— start Provided records —
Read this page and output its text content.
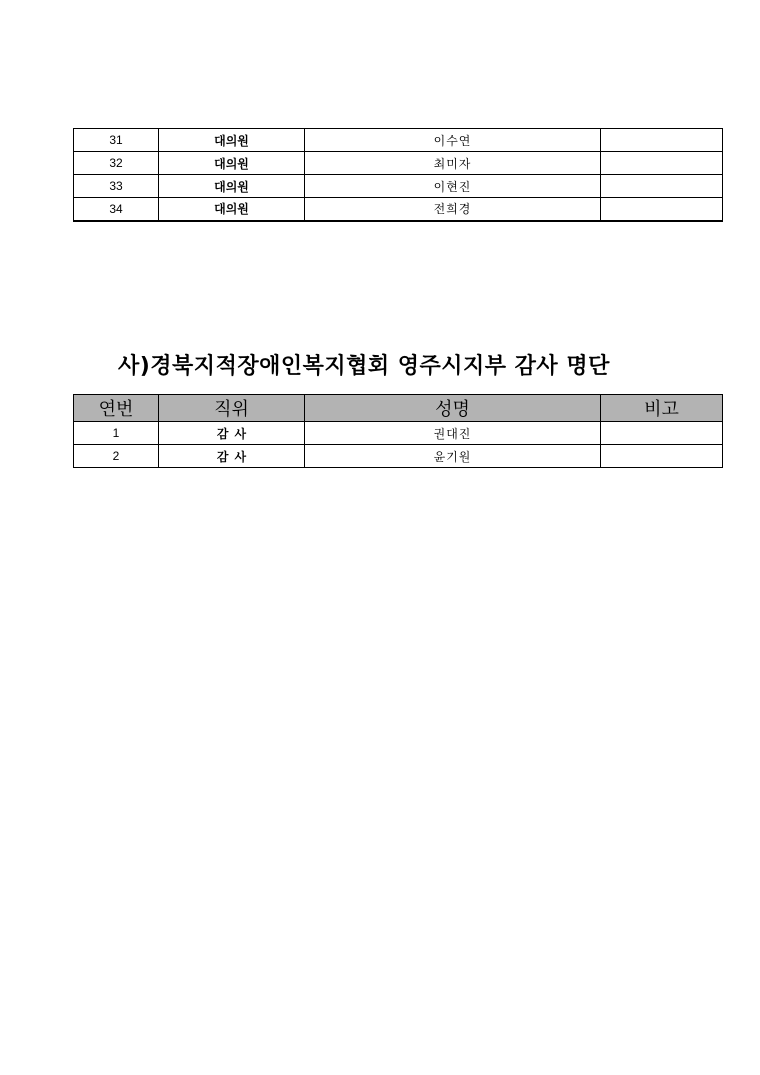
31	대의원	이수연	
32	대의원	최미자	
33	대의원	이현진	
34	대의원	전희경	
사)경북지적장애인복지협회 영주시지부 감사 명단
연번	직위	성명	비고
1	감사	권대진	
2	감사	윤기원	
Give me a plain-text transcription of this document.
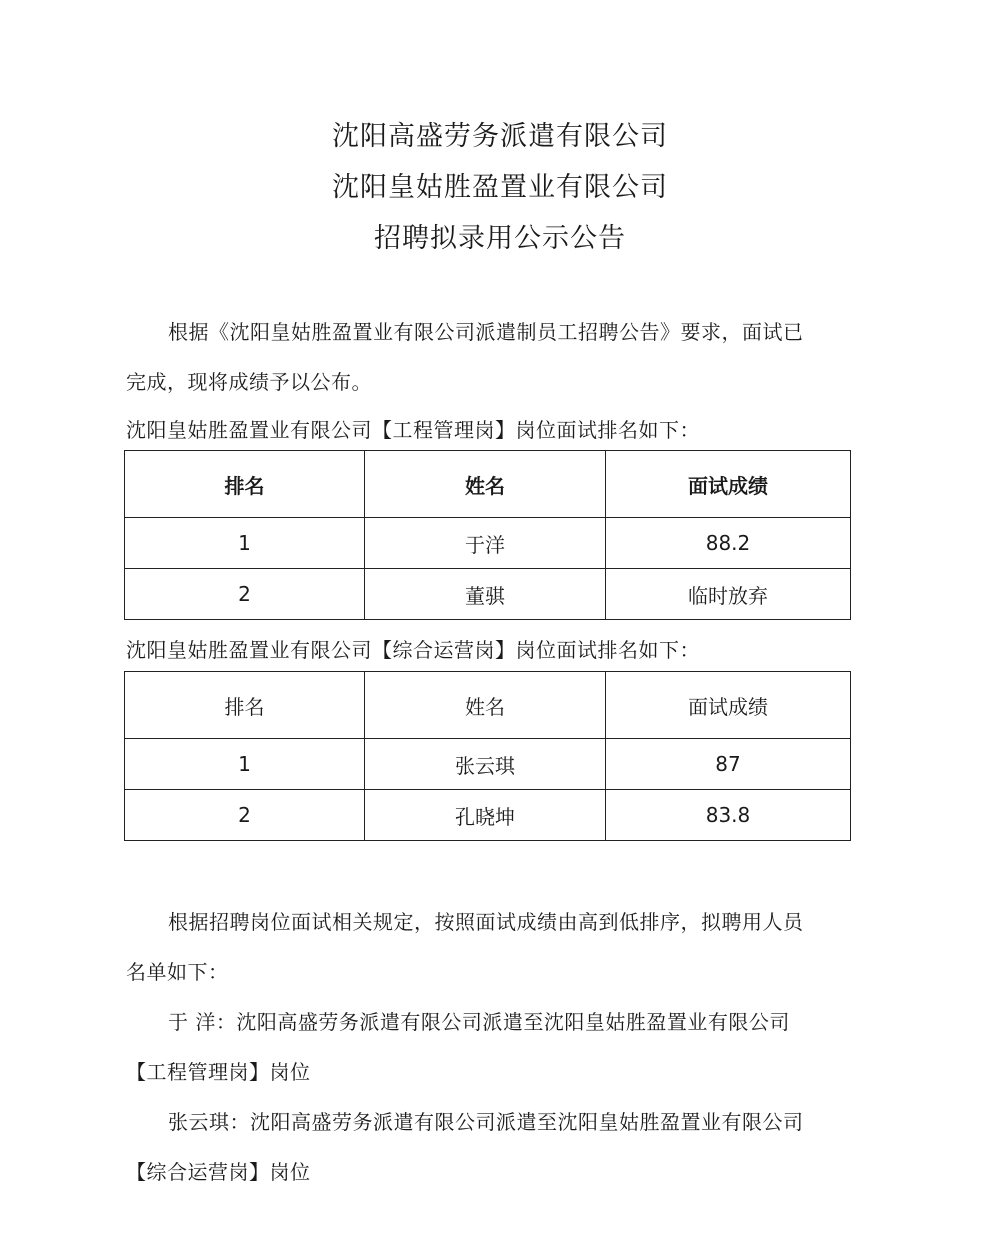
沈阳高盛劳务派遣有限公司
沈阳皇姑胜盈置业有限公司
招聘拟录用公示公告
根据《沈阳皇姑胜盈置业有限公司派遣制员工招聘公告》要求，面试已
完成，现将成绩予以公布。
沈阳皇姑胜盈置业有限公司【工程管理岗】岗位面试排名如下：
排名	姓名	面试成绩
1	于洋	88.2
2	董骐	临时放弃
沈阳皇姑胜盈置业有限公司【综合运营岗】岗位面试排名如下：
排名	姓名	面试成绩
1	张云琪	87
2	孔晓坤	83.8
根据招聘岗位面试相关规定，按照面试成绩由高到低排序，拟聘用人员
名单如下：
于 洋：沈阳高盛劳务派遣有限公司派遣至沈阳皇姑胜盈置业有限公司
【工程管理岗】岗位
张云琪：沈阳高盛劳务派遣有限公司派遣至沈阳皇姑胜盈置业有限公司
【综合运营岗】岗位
— end Provided records —
— start Provided records —
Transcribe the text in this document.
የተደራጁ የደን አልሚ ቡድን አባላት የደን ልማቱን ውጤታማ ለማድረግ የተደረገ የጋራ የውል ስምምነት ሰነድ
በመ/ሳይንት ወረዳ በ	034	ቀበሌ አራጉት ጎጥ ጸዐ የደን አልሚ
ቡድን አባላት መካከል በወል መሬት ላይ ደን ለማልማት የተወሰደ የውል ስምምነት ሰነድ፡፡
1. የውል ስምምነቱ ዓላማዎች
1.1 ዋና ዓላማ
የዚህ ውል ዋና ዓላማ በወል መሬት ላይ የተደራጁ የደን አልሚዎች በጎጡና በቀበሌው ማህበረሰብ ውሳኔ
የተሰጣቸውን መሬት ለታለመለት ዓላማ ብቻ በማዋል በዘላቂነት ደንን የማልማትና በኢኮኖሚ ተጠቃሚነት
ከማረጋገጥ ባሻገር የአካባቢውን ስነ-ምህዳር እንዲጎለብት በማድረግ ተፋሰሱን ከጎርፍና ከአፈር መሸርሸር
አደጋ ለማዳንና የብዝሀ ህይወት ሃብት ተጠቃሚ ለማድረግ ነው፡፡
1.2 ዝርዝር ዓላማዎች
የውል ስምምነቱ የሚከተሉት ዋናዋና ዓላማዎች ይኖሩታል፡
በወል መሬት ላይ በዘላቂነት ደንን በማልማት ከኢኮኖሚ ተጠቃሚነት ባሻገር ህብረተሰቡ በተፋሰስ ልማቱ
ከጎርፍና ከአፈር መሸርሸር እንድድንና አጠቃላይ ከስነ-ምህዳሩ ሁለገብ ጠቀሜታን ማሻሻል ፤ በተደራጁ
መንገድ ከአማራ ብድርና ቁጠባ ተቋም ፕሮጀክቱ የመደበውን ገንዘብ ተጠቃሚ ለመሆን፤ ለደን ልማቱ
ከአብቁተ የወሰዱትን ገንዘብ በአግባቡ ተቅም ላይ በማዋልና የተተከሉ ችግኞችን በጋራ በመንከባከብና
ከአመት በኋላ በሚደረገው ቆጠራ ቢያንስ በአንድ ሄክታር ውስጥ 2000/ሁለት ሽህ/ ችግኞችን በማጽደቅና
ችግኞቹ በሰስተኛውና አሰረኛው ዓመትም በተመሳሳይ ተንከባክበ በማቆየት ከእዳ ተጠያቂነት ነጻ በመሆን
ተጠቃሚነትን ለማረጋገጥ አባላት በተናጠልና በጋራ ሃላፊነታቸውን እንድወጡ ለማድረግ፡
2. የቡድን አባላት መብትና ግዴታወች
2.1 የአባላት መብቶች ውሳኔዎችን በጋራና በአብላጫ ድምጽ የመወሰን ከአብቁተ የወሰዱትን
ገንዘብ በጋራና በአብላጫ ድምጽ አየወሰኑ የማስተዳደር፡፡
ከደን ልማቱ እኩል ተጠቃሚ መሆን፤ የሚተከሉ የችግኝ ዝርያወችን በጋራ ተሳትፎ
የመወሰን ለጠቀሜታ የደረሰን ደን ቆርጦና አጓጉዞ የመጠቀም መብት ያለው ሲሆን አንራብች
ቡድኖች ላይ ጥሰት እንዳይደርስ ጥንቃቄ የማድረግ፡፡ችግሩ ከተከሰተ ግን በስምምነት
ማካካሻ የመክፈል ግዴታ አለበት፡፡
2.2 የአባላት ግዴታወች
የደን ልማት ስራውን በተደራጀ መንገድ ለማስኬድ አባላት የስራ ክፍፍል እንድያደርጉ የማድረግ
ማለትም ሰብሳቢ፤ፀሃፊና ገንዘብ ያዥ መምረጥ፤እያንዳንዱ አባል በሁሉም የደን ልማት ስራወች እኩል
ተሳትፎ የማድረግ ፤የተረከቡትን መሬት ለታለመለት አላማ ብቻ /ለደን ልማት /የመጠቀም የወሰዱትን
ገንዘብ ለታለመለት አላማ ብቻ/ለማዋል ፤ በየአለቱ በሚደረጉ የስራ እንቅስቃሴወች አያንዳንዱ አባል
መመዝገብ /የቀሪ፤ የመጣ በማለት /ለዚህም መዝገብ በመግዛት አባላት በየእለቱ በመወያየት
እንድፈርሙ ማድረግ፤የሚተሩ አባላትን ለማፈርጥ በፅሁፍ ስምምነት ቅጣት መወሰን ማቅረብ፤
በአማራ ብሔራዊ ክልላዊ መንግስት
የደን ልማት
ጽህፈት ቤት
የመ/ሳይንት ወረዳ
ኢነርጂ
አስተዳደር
— end Provided records —
— start Provided records —
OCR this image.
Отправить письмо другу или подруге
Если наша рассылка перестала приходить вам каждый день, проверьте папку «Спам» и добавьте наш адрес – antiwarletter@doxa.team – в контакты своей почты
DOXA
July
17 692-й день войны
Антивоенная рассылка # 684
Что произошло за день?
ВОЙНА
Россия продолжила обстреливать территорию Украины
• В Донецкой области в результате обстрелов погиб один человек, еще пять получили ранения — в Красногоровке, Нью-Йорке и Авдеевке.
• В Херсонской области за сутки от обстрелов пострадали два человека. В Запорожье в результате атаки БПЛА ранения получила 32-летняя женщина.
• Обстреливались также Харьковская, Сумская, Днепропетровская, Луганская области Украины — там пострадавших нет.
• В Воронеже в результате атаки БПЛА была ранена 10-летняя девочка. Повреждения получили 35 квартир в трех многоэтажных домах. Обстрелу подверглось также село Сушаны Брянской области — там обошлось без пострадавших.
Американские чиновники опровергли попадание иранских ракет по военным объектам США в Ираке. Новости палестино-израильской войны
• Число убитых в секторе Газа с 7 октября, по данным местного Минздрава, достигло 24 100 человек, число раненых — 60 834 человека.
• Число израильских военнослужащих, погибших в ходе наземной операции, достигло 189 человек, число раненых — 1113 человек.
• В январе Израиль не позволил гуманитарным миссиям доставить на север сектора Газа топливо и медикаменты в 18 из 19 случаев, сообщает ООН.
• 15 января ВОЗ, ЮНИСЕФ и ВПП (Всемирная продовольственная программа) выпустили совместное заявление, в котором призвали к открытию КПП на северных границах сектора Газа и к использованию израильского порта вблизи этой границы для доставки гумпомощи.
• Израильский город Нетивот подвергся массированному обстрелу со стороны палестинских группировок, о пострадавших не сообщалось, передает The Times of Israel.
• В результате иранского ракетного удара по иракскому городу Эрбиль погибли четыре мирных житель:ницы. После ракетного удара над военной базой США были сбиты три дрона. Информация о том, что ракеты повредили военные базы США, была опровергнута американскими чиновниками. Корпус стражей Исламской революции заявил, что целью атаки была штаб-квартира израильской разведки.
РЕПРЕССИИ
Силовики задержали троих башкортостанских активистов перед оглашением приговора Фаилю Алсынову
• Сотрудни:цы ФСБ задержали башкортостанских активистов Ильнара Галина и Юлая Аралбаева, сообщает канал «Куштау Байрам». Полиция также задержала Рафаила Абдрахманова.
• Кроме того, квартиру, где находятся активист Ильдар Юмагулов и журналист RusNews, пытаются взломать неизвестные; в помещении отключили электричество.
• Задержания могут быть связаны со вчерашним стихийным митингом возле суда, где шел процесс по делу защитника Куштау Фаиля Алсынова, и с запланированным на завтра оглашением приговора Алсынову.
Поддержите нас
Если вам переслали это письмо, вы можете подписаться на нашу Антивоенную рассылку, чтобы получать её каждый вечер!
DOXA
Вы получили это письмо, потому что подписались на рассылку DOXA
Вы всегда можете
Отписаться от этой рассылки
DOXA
— end Provided records —
Directive: State how many lines of the records above contain the word "также", and give only that number.

Answer to the problem: 3